### Consegna
Trascrivi riga per riga tutti i record qui sotto, senza modificare nulla.

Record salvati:
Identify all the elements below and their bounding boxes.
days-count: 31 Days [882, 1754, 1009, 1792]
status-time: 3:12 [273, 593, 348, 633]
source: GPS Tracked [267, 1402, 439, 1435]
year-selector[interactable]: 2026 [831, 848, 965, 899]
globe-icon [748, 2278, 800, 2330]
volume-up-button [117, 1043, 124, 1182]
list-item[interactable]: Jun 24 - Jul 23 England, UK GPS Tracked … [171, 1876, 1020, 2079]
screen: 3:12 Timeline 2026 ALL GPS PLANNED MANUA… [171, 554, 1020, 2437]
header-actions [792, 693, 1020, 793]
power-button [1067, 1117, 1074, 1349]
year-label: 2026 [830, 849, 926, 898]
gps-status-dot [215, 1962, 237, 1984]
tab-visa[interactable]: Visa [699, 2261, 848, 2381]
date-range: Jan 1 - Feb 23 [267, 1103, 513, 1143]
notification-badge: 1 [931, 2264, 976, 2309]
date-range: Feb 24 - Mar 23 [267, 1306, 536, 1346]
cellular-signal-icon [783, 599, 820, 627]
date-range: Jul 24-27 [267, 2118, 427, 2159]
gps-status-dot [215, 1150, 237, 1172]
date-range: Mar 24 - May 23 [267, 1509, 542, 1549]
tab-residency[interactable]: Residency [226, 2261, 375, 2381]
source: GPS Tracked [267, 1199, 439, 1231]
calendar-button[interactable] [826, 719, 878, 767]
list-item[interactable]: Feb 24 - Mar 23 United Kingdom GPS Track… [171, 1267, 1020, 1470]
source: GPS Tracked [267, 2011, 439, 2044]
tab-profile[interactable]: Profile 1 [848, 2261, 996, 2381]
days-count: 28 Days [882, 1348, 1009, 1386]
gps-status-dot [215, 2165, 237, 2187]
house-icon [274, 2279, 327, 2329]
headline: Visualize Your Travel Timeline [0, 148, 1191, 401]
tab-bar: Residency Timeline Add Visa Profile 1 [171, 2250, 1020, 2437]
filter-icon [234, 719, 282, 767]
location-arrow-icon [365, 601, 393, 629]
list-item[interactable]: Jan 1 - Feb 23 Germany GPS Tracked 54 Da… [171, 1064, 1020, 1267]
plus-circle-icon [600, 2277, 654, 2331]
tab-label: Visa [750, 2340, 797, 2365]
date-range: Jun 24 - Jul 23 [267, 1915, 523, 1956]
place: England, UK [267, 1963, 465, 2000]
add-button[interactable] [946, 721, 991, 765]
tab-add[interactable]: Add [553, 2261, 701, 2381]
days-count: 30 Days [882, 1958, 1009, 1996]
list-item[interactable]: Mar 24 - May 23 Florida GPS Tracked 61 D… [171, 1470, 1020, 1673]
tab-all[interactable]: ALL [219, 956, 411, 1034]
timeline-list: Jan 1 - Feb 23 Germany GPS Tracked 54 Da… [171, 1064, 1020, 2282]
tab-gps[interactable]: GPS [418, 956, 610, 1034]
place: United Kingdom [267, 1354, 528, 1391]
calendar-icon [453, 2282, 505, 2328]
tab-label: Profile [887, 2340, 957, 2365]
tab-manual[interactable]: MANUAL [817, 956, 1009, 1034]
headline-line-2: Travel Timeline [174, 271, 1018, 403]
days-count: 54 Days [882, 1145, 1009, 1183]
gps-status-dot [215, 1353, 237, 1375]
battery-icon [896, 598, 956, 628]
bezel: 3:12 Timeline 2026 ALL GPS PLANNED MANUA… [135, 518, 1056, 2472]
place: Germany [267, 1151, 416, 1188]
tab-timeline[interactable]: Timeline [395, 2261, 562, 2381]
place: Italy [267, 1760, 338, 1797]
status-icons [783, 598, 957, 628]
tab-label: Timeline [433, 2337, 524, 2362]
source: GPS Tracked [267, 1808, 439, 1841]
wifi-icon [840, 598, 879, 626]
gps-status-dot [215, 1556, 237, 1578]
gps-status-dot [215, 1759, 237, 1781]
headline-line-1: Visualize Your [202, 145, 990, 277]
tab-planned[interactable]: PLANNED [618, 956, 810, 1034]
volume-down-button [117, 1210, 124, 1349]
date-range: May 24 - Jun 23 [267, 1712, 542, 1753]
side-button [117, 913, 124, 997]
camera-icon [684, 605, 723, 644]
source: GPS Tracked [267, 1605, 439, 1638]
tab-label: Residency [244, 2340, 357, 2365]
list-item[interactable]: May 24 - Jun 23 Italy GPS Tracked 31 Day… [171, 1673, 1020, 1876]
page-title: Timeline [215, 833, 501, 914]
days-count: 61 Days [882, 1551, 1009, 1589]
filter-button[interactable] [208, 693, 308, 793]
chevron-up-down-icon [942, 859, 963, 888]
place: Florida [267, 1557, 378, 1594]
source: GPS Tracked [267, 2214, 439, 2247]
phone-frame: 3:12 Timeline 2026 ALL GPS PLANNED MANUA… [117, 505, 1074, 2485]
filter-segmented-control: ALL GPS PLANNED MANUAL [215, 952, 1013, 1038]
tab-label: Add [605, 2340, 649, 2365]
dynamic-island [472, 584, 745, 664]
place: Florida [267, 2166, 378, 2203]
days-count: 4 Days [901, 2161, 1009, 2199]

### Risposta
Identify all the elements below and their bounding boxes.
days-count: 31 Days [882, 1754, 1009, 1792]
status-time: 3:12 [273, 593, 348, 633]
source: GPS Tracked [267, 1402, 439, 1435]
year-selector[interactable]: 2026 [831, 848, 965, 899]
globe-icon [748, 2278, 800, 2330]
volume-up-button [117, 1043, 124, 1182]
list-item[interactable]: Jun 24 - Jul 23 England, UK GPS Tracked … [171, 1876, 1020, 2079]
screen: 3:12 Timeline 2026 ALL GPS PLANNED MANUA… [171, 554, 1020, 2437]
header-actions [792, 693, 1020, 793]
power-button [1067, 1117, 1074, 1349]
year-label: 2026 [830, 849, 926, 898]
gps-status-dot [215, 1962, 237, 1984]
tab-visa[interactable]: Visa [699, 2261, 848, 2381]
date-range: Jan 1 - Feb 23 [267, 1103, 513, 1143]
notification-badge: 1 [931, 2264, 976, 2309]
date-range: Feb 24 - Mar 23 [267, 1306, 536, 1346]
cellular-signal-icon [783, 599, 820, 627]
date-range: Jul 24-27 [267, 2118, 427, 2159]
gps-status-dot [215, 1150, 237, 1172]
date-range: Mar 24 - May 23 [267, 1509, 542, 1549]
tab-residency[interactable]: Residency [226, 2261, 375, 2381]
source: GPS Tracked [267, 1199, 439, 1231]
calendar-button[interactable] [826, 719, 878, 767]
list-item[interactable]: Feb 24 - Mar 23 United Kingdom GPS Track… [171, 1267, 1020, 1470]
source: GPS Tracked [267, 2011, 439, 2044]
tab-profile[interactable]: Profile 1 [848, 2261, 996, 2381]
days-count: 28 Days [882, 1348, 1009, 1386]
gps-status-dot [215, 2165, 237, 2187]
house-icon [274, 2279, 327, 2329]
headline: Visualize Your Travel Timeline [0, 148, 1191, 401]
tab-bar: Residency Timeline Add Visa Profile 1 [171, 2250, 1020, 2437]
filter-icon [234, 719, 282, 767]
location-arrow-icon [365, 601, 393, 629]
list-item[interactable]: Jan 1 - Feb 23 Germany GPS Tracked 54 Da… [171, 1064, 1020, 1267]
plus-circle-icon [600, 2277, 654, 2331]
tab-label: Visa [750, 2340, 797, 2365]
date-range: Jun 24 - Jul 23 [267, 1915, 523, 1956]
place: England, UK [267, 1963, 465, 2000]
add-button[interactable] [946, 721, 991, 765]
tab-add[interactable]: Add [553, 2261, 701, 2381]
days-count: 30 Days [882, 1958, 1009, 1996]
list-item[interactable]: Mar 24 - May 23 Florida GPS Tracked 61 D… [171, 1470, 1020, 1673]
tab-all[interactable]: ALL [219, 956, 411, 1034]
timeline-list: Jan 1 - Feb 23 Germany GPS Tracked 54 Da… [171, 1064, 1020, 2282]
tab-gps[interactable]: GPS [418, 956, 610, 1034]
place: United Kingdom [267, 1354, 528, 1391]
calendar-icon [453, 2282, 505, 2328]
tab-label: Profile [887, 2340, 957, 2365]
tab-manual[interactable]: MANUAL [817, 956, 1009, 1034]
headline-line-2: Travel Timeline [174, 271, 1018, 403]
days-count: 54 Days [882, 1145, 1009, 1183]
gps-status-dot [215, 1353, 237, 1375]
battery-icon [896, 598, 956, 628]
bezel: 3:12 Timeline 2026 ALL GPS PLANNED MANUA… [135, 518, 1056, 2472]
place: Germany [267, 1151, 416, 1188]
tab-timeline[interactable]: Timeline [395, 2261, 562, 2381]
place: Italy [267, 1760, 338, 1797]
status-icons [783, 598, 957, 628]
tab-label: Timeline [433, 2337, 524, 2362]
source: GPS Tracked [267, 1808, 439, 1841]
wifi-icon [840, 598, 879, 626]
gps-status-dot [215, 1556, 237, 1578]
gps-status-dot [215, 1759, 237, 1781]
headline-line-1: Visualize Your [202, 145, 990, 277]
tab-planned[interactable]: PLANNED [618, 956, 810, 1034]
volume-down-button [117, 1210, 124, 1349]
date-range: May 24 - Jun 23 [267, 1712, 542, 1753]
side-button [117, 913, 124, 997]
camera-icon [684, 605, 723, 644]
source: GPS Tracked [267, 1605, 439, 1638]
tab-label: Residency [244, 2340, 357, 2365]
list-item[interactable]: May 24 - Jun 23 Italy GPS Tracked 31 Day… [171, 1673, 1020, 1876]
page-title: Timeline [215, 833, 501, 914]
days-count: 61 Days [882, 1551, 1009, 1589]
filter-button[interactable] [208, 693, 308, 793]
chevron-up-down-icon [942, 859, 963, 888]
place: Florida [267, 1557, 378, 1594]
source: GPS Tracked [267, 2214, 439, 2247]
phone-frame: 3:12 Timeline 2026 ALL GPS PLANNED MANUA… [117, 505, 1074, 2485]
filter-segmented-control: ALL GPS PLANNED MANUAL [215, 952, 1013, 1038]
tab-label: Add [605, 2340, 649, 2365]
dynamic-island [472, 584, 745, 664]
place: Florida [267, 2166, 378, 2203]
days-count: 4 Days [901, 2161, 1009, 2199]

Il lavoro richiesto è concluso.